### THE PROBLEM
Write the records below out again exactly as given, with no images.

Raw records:
# # # #

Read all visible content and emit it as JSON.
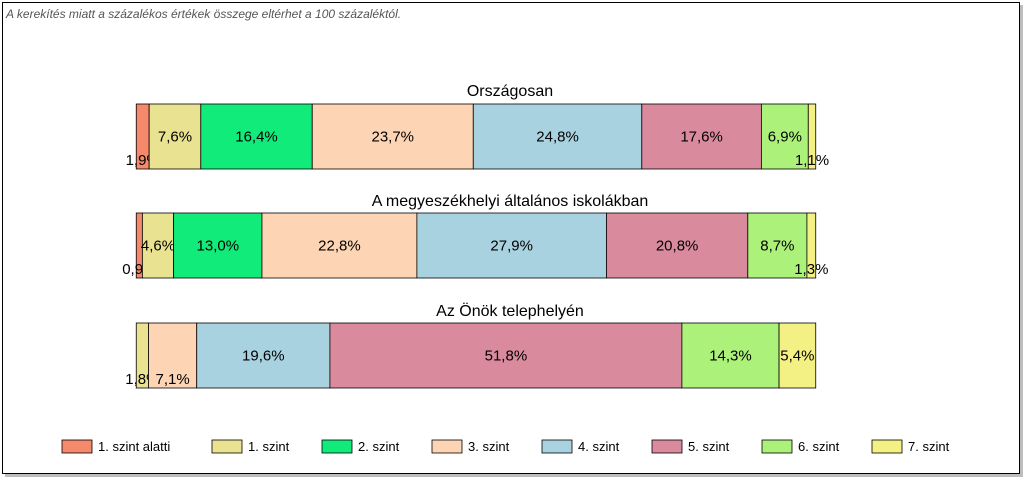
{
  "note": "A kerekítés miatt a  százalékos értékek összege eltérhet a 100 százaléktól.",
  "chart_data": {
    "type": "bar",
    "orientation": "horizontal-stacked-100",
    "legend_position": "bottom",
    "series": [
      {
        "name": "1. szint alatti",
        "color": "#f4896b"
      },
      {
        "name": "1. szint",
        "color": "#e9e291"
      },
      {
        "name": "2. szint",
        "color": "#10eb79"
      },
      {
        "name": "3. szint",
        "color": "#fdd5b4"
      },
      {
        "name": "4. szint",
        "color": "#a9d2e0"
      },
      {
        "name": "5. szint",
        "color": "#d98a9c"
      },
      {
        "name": "6. szint",
        "color": "#abf17a"
      },
      {
        "name": "7. szint",
        "color": "#f3f183"
      }
    ],
    "bars": [
      {
        "title": "Országosan",
        "values": [
          1.9,
          7.6,
          16.4,
          23.7,
          24.8,
          17.6,
          6.9,
          1.1
        ],
        "labels": [
          "1,9%",
          "7,6%",
          "16,4%",
          "23,7%",
          "24,8%",
          "17,6%",
          "6,9%",
          "1,1%"
        ]
      },
      {
        "title": "A megyeszékhelyi általános iskolákban",
        "values": [
          0.9,
          4.6,
          13.0,
          22.8,
          27.9,
          20.8,
          8.7,
          1.3
        ],
        "labels": [
          "0,9%",
          "4,6%",
          "13,0%",
          "22,8%",
          "27,9%",
          "20,8%",
          "8,7%",
          "1,3%"
        ]
      },
      {
        "title": "Az Önök telephelyén",
        "values": [
          0,
          1.8,
          0,
          7.1,
          19.6,
          51.8,
          14.3,
          5.4
        ],
        "labels": [
          "",
          "1,8%",
          "",
          "7,1%",
          "19,6%",
          "51,8%",
          "14,3%",
          "5,4%"
        ]
      }
    ]
  }
}
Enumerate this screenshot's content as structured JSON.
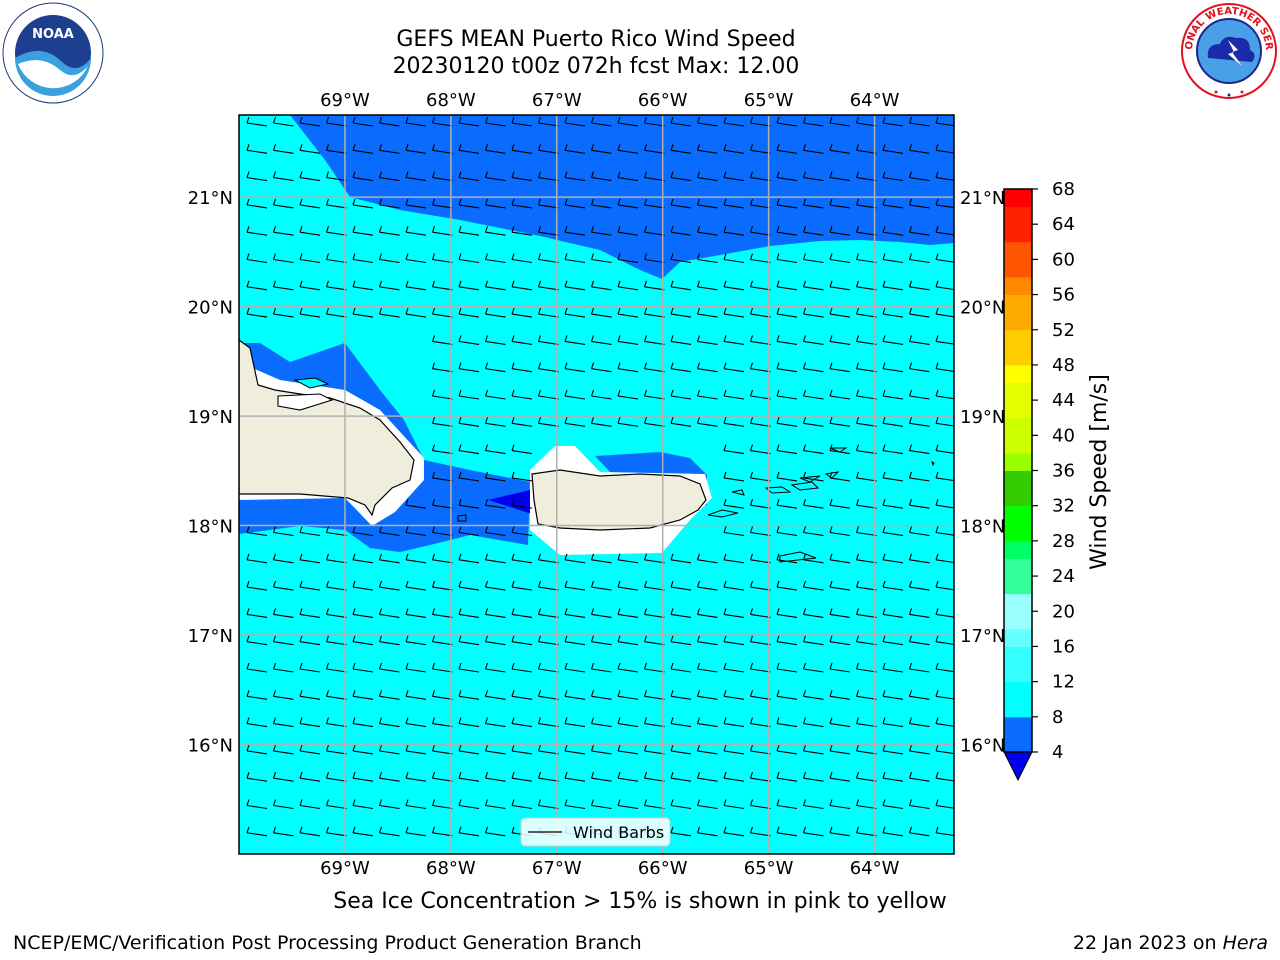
{
  "title_line1": "GEFS MEAN Puerto Rico Wind Speed",
  "title_line2": "20230120 t00z 072h fcst   Max: 12.00",
  "note": "Sea Ice Concentration > 15% is shown in pink to yellow",
  "footer_left": "NCEP/EMC/Verification Post Processing Product Generation Branch",
  "footer_date": "22 Jan 2023 on ",
  "footer_host": "Hera",
  "legend_label": "Wind Barbs",
  "colorbar_label": "Wind Speed [m/s]",
  "colorbar_ticks": [
    "4",
    "8",
    "12",
    "16",
    "20",
    "24",
    "28",
    "32",
    "36",
    "40",
    "44",
    "48",
    "52",
    "56",
    "60",
    "64",
    "68"
  ],
  "colorbar_colors": [
    "#0a6cff",
    "#00ffff",
    "#33ffff",
    "#66ffff",
    "#99ffff",
    "#33ff99",
    "#00ff66",
    "#00ff00",
    "#33cc00",
    "#99ff00",
    "#ccff00",
    "#e6ff00",
    "#ffff00",
    "#ffcc00",
    "#ffaa00",
    "#ff8800",
    "#ff5500",
    "#ff2200",
    "#ff0000"
  ],
  "lon_labels": [
    "69°W",
    "68°W",
    "67°W",
    "66°W",
    "65°W",
    "64°W"
  ],
  "lat_labels": [
    "21°N",
    "20°N",
    "19°N",
    "18°N",
    "17°N",
    "16°N"
  ],
  "colors": {
    "ocean_light": "#00ffff",
    "ocean_mid": "#0a6cff",
    "ocean_dark": "#0000ee",
    "land": "#efeedc",
    "grid": "#b0b0b0"
  },
  "logos": {
    "left": "NOAA",
    "right": "NATIONAL WEATHER SERVICE"
  },
  "chart_data": {
    "type": "map",
    "region": "Puerto Rico",
    "variable": "Wind Speed",
    "units": "m/s",
    "max": 12.0,
    "lon_range": [
      -70,
      -63.25
    ],
    "lat_range": [
      15,
      21.75
    ],
    "colorbar_levels": [
      4,
      8,
      12,
      16,
      20,
      24,
      28,
      32,
      36,
      40,
      44,
      48,
      52,
      56,
      60,
      64,
      68
    ]
  }
}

# # # #

### EXPECTED ANSWER
Read all visible content and emit it as JSON.
{
  "note": "A kerekítés miatt a  százalékos értékek összege eltérhet a 100 százaléktól.",
  "chart_data": {
    "type": "bar",
    "orientation": "horizontal-stacked-100",
    "legend_position": "bottom",
    "series": [
      {
        "name": "1. szint alatti",
        "color": "#f4896b"
      },
      {
        "name": "1. szint",
        "color": "#e9e291"
      },
      {
        "name": "2. szint",
        "color": "#10eb79"
      },
      {
        "name": "3. szint",
        "color": "#fdd5b4"
      },
      {
        "name": "4. szint",
        "color": "#a9d2e0"
      },
      {
        "name": "5. szint",
        "color": "#d98a9c"
      },
      {
        "name": "6. szint",
        "color": "#abf17a"
      },
      {
        "name": "7. szint",
        "color": "#f3f183"
      }
    ],
    "bars": [
      {
        "title": "Országosan",
        "values": [
          1.9,
          7.6,
          16.4,
          23.7,
          24.8,
          17.6,
          6.9,
          1.1
        ],
        "labels": [
          "1,9%",
          "7,6%",
          "16,4%",
          "23,7%",
          "24,8%",
          "17,6%",
          "6,9%",
          "1,1%"
        ]
      },
      {
        "title": "A megyeszékhelyi általános iskolákban",
        "values": [
          0.9,
          4.6,
          13.0,
          22.8,
          27.9,
          20.8,
          8.7,
          1.3
        ],
        "labels": [
          "0,9%",
          "4,6%",
          "13,0%",
          "22,8%",
          "27,9%",
          "20,8%",
          "8,7%",
          "1,3%"
        ]
      },
      {
        "title": "Az Önök telephelyén",
        "values": [
          0,
          1.8,
          0,
          7.1,
          19.6,
          51.8,
          14.3,
          5.4
        ],
        "labels": [
          "",
          "1,8%",
          "",
          "7,1%",
          "19,6%",
          "51,8%",
          "14,3%",
          "5,4%"
        ]
      }
    ]
  }
}
Enumerate this screenshot's content as structured JSON.
{
  "title_line1": "GEFS MEAN Puerto Rico Wind Speed",
  "title_line2": "20230120 t00z 072h fcst   Max: 12.00",
  "note": "Sea Ice Concentration > 15% is shown in pink to yellow",
  "footer_left": "NCEP/EMC/Verification Post Processing Product Generation Branch",
  "footer_date": "22 Jan 2023 on ",
  "footer_host": "Hera",
  "legend_label": "Wind Barbs",
  "colorbar_label": "Wind Speed [m/s]",
  "colorbar_ticks": [
    "4",
    "8",
    "12",
    "16",
    "20",
    "24",
    "28",
    "32",
    "36",
    "40",
    "44",
    "48",
    "52",
    "56",
    "60",
    "64",
    "68"
  ],
  "colorbar_colors": [
    "#0a6cff",
    "#00ffff",
    "#33ffff",
    "#66ffff",
    "#99ffff",
    "#33ff99",
    "#00ff66",
    "#00ff00",
    "#33cc00",
    "#99ff00",
    "#ccff00",
    "#e6ff00",
    "#ffff00",
    "#ffcc00",
    "#ffaa00",
    "#ff8800",
    "#ff5500",
    "#ff2200",
    "#ff0000"
  ],
  "lon_labels": [
    "69°W",
    "68°W",
    "67°W",
    "66°W",
    "65°W",
    "64°W"
  ],
  "lat_labels": [
    "21°N",
    "20°N",
    "19°N",
    "18°N",
    "17°N",
    "16°N"
  ],
  "colors": {
    "ocean_light": "#00ffff",
    "ocean_mid": "#0a6cff",
    "ocean_dark": "#0000ee",
    "land": "#efeedc",
    "grid": "#b0b0b0"
  },
  "logos": {
    "left": "NOAA",
    "right": "NATIONAL WEATHER SERVICE"
  },
  "chart_data": {
    "type": "map",
    "region": "Puerto Rico",
    "variable": "Wind Speed",
    "units": "m/s",
    "max": 12.0,
    "lon_range": [
      -70,
      -63.25
    ],
    "lat_range": [
      15,
      21.75
    ],
    "colorbar_levels": [
      4,
      8,
      12,
      16,
      20,
      24,
      28,
      32,
      36,
      40,
      44,
      48,
      52,
      56,
      60,
      64,
      68
    ]
  }
}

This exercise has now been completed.